- _YOUR GOAL_:
Can you set out every line in the rows below as a numbered list, skipping blank lines and leaving the pictures out of your answer?

- _INFORMATION GIVEN_:
========================================
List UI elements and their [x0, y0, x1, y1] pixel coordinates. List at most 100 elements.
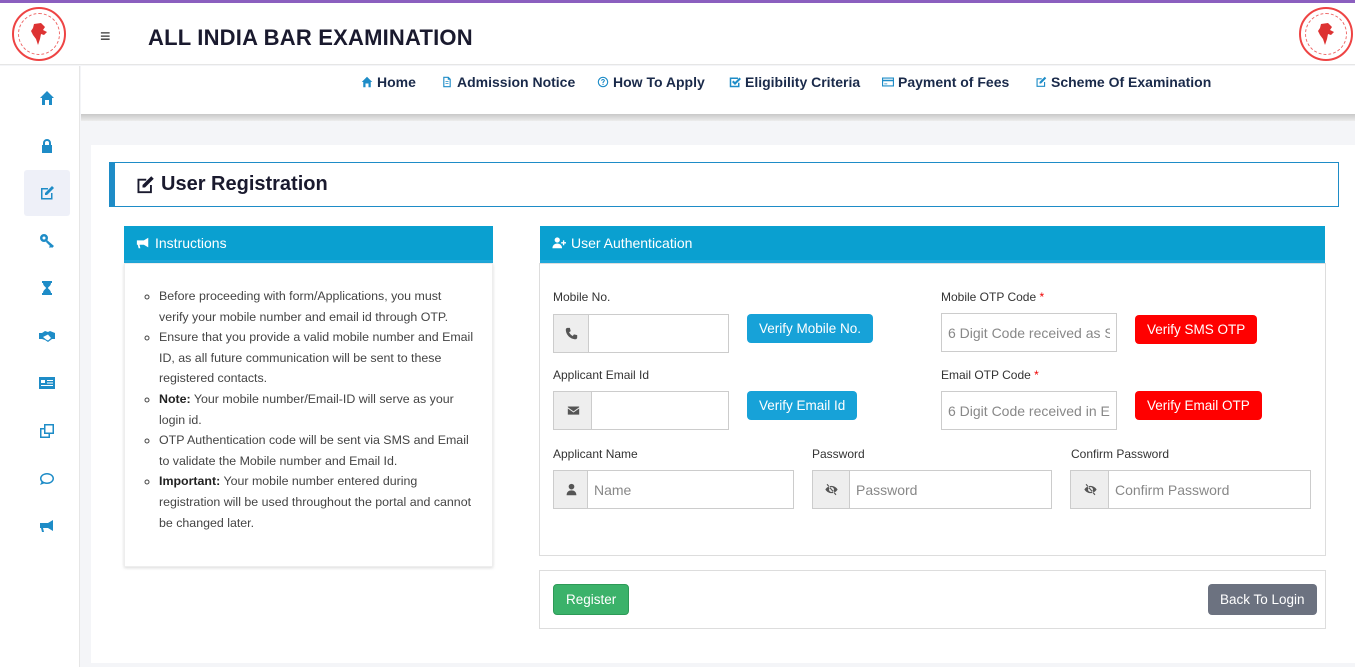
bci-logo-right [1299, 7, 1353, 61]
email-otp-label-text: Email OTP Code [941, 368, 1031, 382]
page-header: User Registration [109, 162, 1339, 207]
handshake-icon [39, 331, 55, 342]
lock-icon [42, 139, 52, 153]
user-addon [553, 470, 588, 509]
verify-email-button[interactable]: Verify Email Id [747, 391, 858, 420]
sidebar-item-comments[interactable] [24, 456, 70, 502]
required-marker: * [1039, 290, 1045, 304]
edit-icon [1036, 76, 1047, 87]
sidebar-item-home[interactable] [24, 75, 70, 121]
mobile-input[interactable] [588, 314, 729, 353]
india-map-icon [31, 23, 47, 45]
phone-icon [565, 327, 578, 340]
instructions-list: Before proceeding with form/Applications… [159, 286, 474, 533]
back-to-login-button[interactable]: Back To Login [1208, 584, 1317, 615]
nav-divider [81, 114, 1355, 121]
nav-eligibility-criteria[interactable]: Eligibility Criteria [729, 74, 860, 90]
home-icon [40, 91, 54, 105]
confirm-password-addon[interactable] [1070, 470, 1109, 509]
nav-home-label: Home [377, 74, 416, 90]
mobile-otp-input[interactable] [941, 313, 1117, 352]
mobile-label: Mobile No. [553, 290, 611, 304]
bci-logo-left [12, 7, 66, 61]
verify-mobile-button[interactable]: Verify Mobile No. [747, 314, 874, 343]
app-header: ≡ ALL INDIA BAR EXAMINATION [0, 3, 1355, 65]
email-otp-input[interactable] [941, 391, 1117, 430]
nav-home[interactable]: Home [361, 74, 416, 90]
instruction-emphasis: Note: [159, 391, 191, 406]
sidebar-item-handshake[interactable] [24, 313, 70, 359]
password-addon[interactable] [812, 470, 850, 509]
instruction-item: OTP Authentication code will be sent via… [159, 430, 474, 471]
edit-icon [137, 175, 154, 193]
auth-title: User Authentication [571, 235, 693, 251]
clone-icon [40, 424, 54, 438]
name-input[interactable] [587, 470, 794, 509]
register-button[interactable]: Register [553, 584, 630, 615]
nav-payment-of-fees[interactable]: Payment of Fees [882, 74, 1009, 90]
instruction-text: OTP Authentication code will be sent via… [159, 433, 469, 468]
key-icon [40, 234, 54, 248]
confirm-password-label: Confirm Password [1071, 447, 1170, 461]
mobile-otp-label: Mobile OTP Code * [941, 290, 1044, 304]
instructions-body: Before proceeding with form/Applications… [124, 263, 493, 567]
sidebar-item-lock[interactable] [24, 123, 70, 169]
instruction-emphasis: Important: [159, 474, 221, 489]
home-icon [361, 76, 373, 88]
comments-icon [40, 473, 54, 485]
instruction-text: Your mobile number/Email-ID will serve a… [159, 391, 454, 427]
password-label: Password [812, 447, 865, 461]
sidebar-item-register[interactable] [24, 170, 70, 216]
eye-slash-icon [825, 483, 838, 496]
eye-slash-icon [1083, 483, 1097, 496]
user-plus-icon [552, 237, 566, 249]
document-icon [443, 76, 451, 88]
email-input[interactable] [591, 391, 729, 430]
email-otp-label: Email OTP Code * [941, 368, 1039, 382]
email-label: Applicant Email Id [553, 368, 650, 382]
instruction-item: Note: Your mobile number/Email-ID will s… [159, 389, 474, 430]
user-icon [566, 483, 576, 496]
sidebar-item-key[interactable] [24, 218, 70, 264]
check-square-icon [729, 77, 741, 88]
sidebar-item-clone[interactable] [24, 408, 70, 454]
sidebar-item-id-card[interactable] [24, 360, 70, 406]
edit-icon [41, 186, 54, 200]
instructions-header: Instructions [124, 226, 493, 263]
page-title: User Registration [161, 173, 328, 195]
sidebar-item-hourglass[interactable] [24, 265, 70, 311]
nav-eligibility-criteria-label: Eligibility Criteria [745, 74, 861, 90]
nav-admission-notice[interactable]: Admission Notice [441, 74, 575, 90]
credit-card-icon [882, 77, 894, 87]
id-card-icon [39, 377, 55, 389]
bullhorn-icon [136, 237, 149, 249]
instructions-title: Instructions [155, 235, 227, 251]
mobile-otp-label-text: Mobile OTP Code [941, 290, 1037, 304]
instruction-text: Ensure that you provide a valid mobile n… [159, 330, 474, 386]
envelope-icon [567, 406, 579, 415]
nav-how-to-apply[interactable]: How To Apply [597, 74, 705, 90]
bullhorn-icon [40, 520, 53, 532]
nav-payment-of-fees-label: Payment of Fees [898, 74, 1010, 90]
question-icon [597, 76, 609, 88]
sidebar-item-announcements[interactable] [24, 503, 70, 549]
verify-sms-otp-button[interactable]: Verify SMS OTP [1135, 315, 1258, 344]
sidebar [0, 66, 80, 667]
top-nav: Home Admission Notice How To Apply Eligi… [81, 66, 1355, 114]
app-title: ALL INDIA BAR EXAMINATION [148, 25, 473, 50]
name-label: Applicant Name [553, 447, 638, 461]
verify-email-otp-button[interactable]: Verify Email OTP [1135, 391, 1262, 420]
password-input[interactable] [849, 470, 1052, 509]
instruction-item: Ensure that you provide a valid mobile n… [159, 327, 474, 389]
hamburger-menu-icon[interactable]: ≡ [100, 27, 111, 45]
phone-addon [553, 314, 589, 353]
hourglass-icon [42, 281, 52, 295]
nav-scheme-of-examination[interactable]: Scheme Of Examination [1035, 74, 1211, 90]
nav-admission-notice-label: Admission Notice [457, 74, 576, 90]
instruction-item: Important: Your mobile number entered du… [159, 471, 474, 533]
confirm-password-input[interactable] [1108, 470, 1311, 509]
required-marker: * [1034, 368, 1039, 382]
instruction-item: Before proceeding with form/Applications… [159, 286, 474, 327]
auth-header: User Authentication [540, 226, 1325, 263]
email-addon [553, 391, 592, 430]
========================================
- _WRITTEN RESPONSE_:
1. List UI elements and their [x0, y0, x1, y1] pixel coordinates. List at most 100 elements.
2. bci-logo-right [1299, 7, 1353, 61]
3. email-otp-label-text: Email OTP Code [941, 368, 1031, 382]
4. page-header: User Registration [109, 162, 1339, 207]
5. handshake-icon [39, 331, 55, 342]
6. lock-icon [42, 139, 52, 153]
7. user-addon [553, 470, 588, 509]
8. verify-email-button[interactable]: Verify Email Id [747, 391, 858, 420]
9. sidebar-item-comments[interactable] [24, 456, 70, 502]
10. required-marker: * [1039, 290, 1045, 304]
11. edit-icon [1036, 76, 1047, 87]
12. sidebar-item-home[interactable] [24, 75, 70, 121]
13. mobile-input[interactable] [588, 314, 729, 353]
14. india-map-icon [31, 23, 47, 45]
15. phone-icon [565, 327, 578, 340]
16. instructions-list: Before proceeding with form/Applications… [159, 286, 474, 533]
17. back-to-login-button[interactable]: Back To Login [1208, 584, 1317, 615]
18. nav-divider [81, 114, 1355, 121]
19. nav-eligibility-criteria[interactable]: Eligibility Criteria [729, 74, 860, 90]
20. home-icon [40, 91, 54, 105]
21. confirm-password-addon[interactable] [1070, 470, 1109, 509]
22. nav-home-label: Home [377, 74, 416, 90]
23. mobile-otp-input[interactable] [941, 313, 1117, 352]
24. mobile-label: Mobile No. [553, 290, 611, 304]
25. bci-logo-left [12, 7, 66, 61]
26. verify-mobile-button[interactable]: Verify Mobile No. [747, 314, 874, 343]
27. app-header: ≡ ALL INDIA BAR EXAMINATION [0, 3, 1355, 65]
28. email-otp-input[interactable] [941, 391, 1117, 430]
29. nav-home[interactable]: Home [361, 74, 416, 90]
30. instruction-emphasis: Note: [159, 391, 191, 406]
31. sidebar-item-handshake[interactable] [24, 313, 70, 359]
32. password-addon[interactable] [812, 470, 850, 509]
33. instruction-item: OTP Authentication code will be sent via… [159, 430, 474, 471]
34. edit-icon [137, 175, 154, 193]
35. auth-title: User Authentication [571, 235, 693, 251]
36. clone-icon [40, 424, 54, 438]
37. name-input[interactable] [587, 470, 794, 509]
38. register-button[interactable]: Register [553, 584, 630, 615]
39. nav-payment-of-fees[interactable]: Payment of Fees [882, 74, 1009, 90]
40. instruction-text: OTP Authentication code will be sent via… [159, 433, 469, 468]
41. key-icon [40, 234, 54, 248]
42. confirm-password-label: Confirm Password [1071, 447, 1170, 461]
43. mobile-otp-label: Mobile OTP Code * [941, 290, 1044, 304]
44. instructions-body: Before proceeding with form/Applications… [124, 263, 493, 567]
45. sidebar-item-lock[interactable] [24, 123, 70, 169]
46. instruction-emphasis: Important: [159, 474, 221, 489]
47. home-icon [361, 76, 373, 88]
48. comments-icon [40, 473, 54, 485]
49. instruction-text: Your mobile number/Email-ID will serve a… [159, 391, 454, 427]
50. password-label: Password [812, 447, 865, 461]
51. sidebar-item-register[interactable] [24, 170, 70, 216]
52. eye-slash-icon [825, 483, 838, 496]
53. eye-slash-icon [1083, 483, 1097, 496]
54. user-plus-icon [552, 237, 566, 249]
55. document-icon [443, 76, 451, 88]
56. email-input[interactable] [591, 391, 729, 430]
57. email-otp-label: Email OTP Code * [941, 368, 1039, 382]
58. email-label: Applicant Email Id [553, 368, 650, 382]
59. instruction-item: Note: Your mobile number/Email-ID will s… [159, 389, 474, 430]
60. user-icon [566, 483, 576, 496]
61. sidebar-item-key[interactable] [24, 218, 70, 264]
62. check-square-icon [729, 77, 741, 88]
63. sidebar-item-clone[interactable] [24, 408, 70, 454]
64. sidebar-item-id-card[interactable] [24, 360, 70, 406]
65. edit-icon [41, 186, 54, 200]
66. instructions-header: Instructions [124, 226, 493, 263]
67. page-title: User Registration [161, 173, 328, 195]
68. sidebar-item-hourglass[interactable] [24, 265, 70, 311]
69. nav-eligibility-criteria-label: Eligibility Criteria [745, 74, 861, 90]
70. nav-admission-notice[interactable]: Admission Notice [441, 74, 575, 90]
71. credit-card-icon [882, 77, 894, 87]
72. id-card-icon [39, 377, 55, 389]
73. bullhorn-icon [136, 237, 149, 249]
74. instructions-title: Instructions [155, 235, 227, 251]
75. mobile-otp-label-text: Mobile OTP Code [941, 290, 1037, 304]
76. instruction-text: Ensure that you provide a valid mobile n… [159, 330, 474, 386]
77. envelope-icon [567, 406, 579, 415]
78. nav-how-to-apply[interactable]: How To Apply [597, 74, 705, 90]
79. bullhorn-icon [40, 520, 53, 532]
80. nav-payment-of-fees-label: Payment of Fees [898, 74, 1010, 90]
81. question-icon [597, 76, 609, 88]
82. sidebar-item-announcements[interactable] [24, 503, 70, 549]
83. verify-sms-otp-button[interactable]: Verify SMS OTP [1135, 315, 1258, 344]
84. sidebar [0, 66, 80, 667]
85. top-nav: Home Admission Notice How To Apply Eligi… [81, 66, 1355, 114]
86. app-title: ALL INDIA BAR EXAMINATION [148, 25, 473, 50]
87. name-label: Applicant Name [553, 447, 638, 461]
88. verify-email-otp-button[interactable]: Verify Email OTP [1135, 391, 1262, 420]
89. password-input[interactable] [849, 470, 1052, 509]
90. instruction-item: Ensure that you provide a valid mobile n… [159, 327, 474, 389]
91. hamburger-menu-icon[interactable]: ≡ [100, 27, 111, 45]
92. phone-addon [553, 314, 589, 353]
93. hourglass-icon [42, 281, 52, 295]
94. nav-scheme-of-examination[interactable]: Scheme Of Examination [1035, 74, 1211, 90]
95. nav-admission-notice-label: Admission Notice [457, 74, 576, 90]
96. instruction-item: Important: Your mobile number entered du… [159, 471, 474, 533]
97. confirm-password-input[interactable] [1108, 470, 1311, 509]
98. required-marker: * [1034, 368, 1039, 382]
99. instruction-item: Before proceeding with form/Applications… [159, 286, 474, 327]
100. auth-header: User Authentication [540, 226, 1325, 263]
101. email-addon [553, 391, 592, 430]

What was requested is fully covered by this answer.